OBJECTIVE: Search the records for "text". Copy every line where it appears.

===

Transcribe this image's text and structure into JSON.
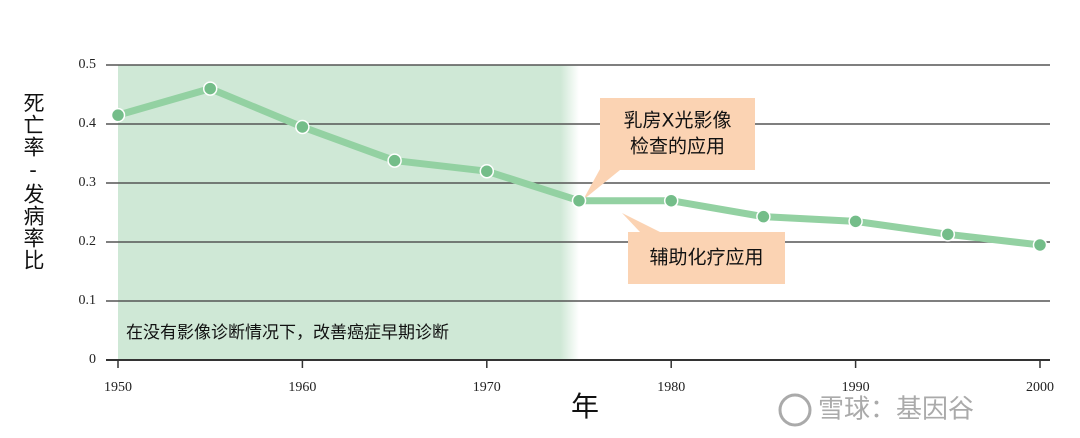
{
  "chart_data": {
    "type": "line",
    "y_label": "死亡率-发病率比",
    "x_label": "年",
    "x": [
      1950,
      1955,
      1960,
      1965,
      1970,
      1975,
      1980,
      1985,
      1990,
      1995,
      2000
    ],
    "values": [
      0.415,
      0.46,
      0.395,
      0.338,
      0.32,
      0.27,
      0.27,
      0.243,
      0.235,
      0.213,
      0.195
    ],
    "color": "#93d1a2",
    "marker_color": "#74bd89",
    "xlim": [
      1950,
      2000
    ],
    "xticks": [
      1950,
      1960,
      1970,
      1980,
      1990,
      2000
    ],
    "ylim": [
      0,
      0.5
    ],
    "yticks": [
      0,
      0.1,
      0.2,
      0.3,
      0.4,
      0.5
    ],
    "grid": true,
    "shaded_region": {
      "x_range": [
        1950,
        1975
      ],
      "color": "#cfe8d6",
      "text": "在没有影像诊断情况下，改善癌症早期诊断"
    },
    "callouts": [
      {
        "lines": [
          "乳房X光影像",
          "检查的应用"
        ],
        "color": "#fbd3b3"
      },
      {
        "lines": [
          "辅助化疗应用"
        ],
        "color": "#fbd3b3"
      }
    ],
    "watermark": "雪球：基因谷"
  }
}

===

THE COMPLETED TASK:
Transcribe this image's text and structure into JSON.
      "text": "在没有影像诊断情况下，改善癌症早期诊断"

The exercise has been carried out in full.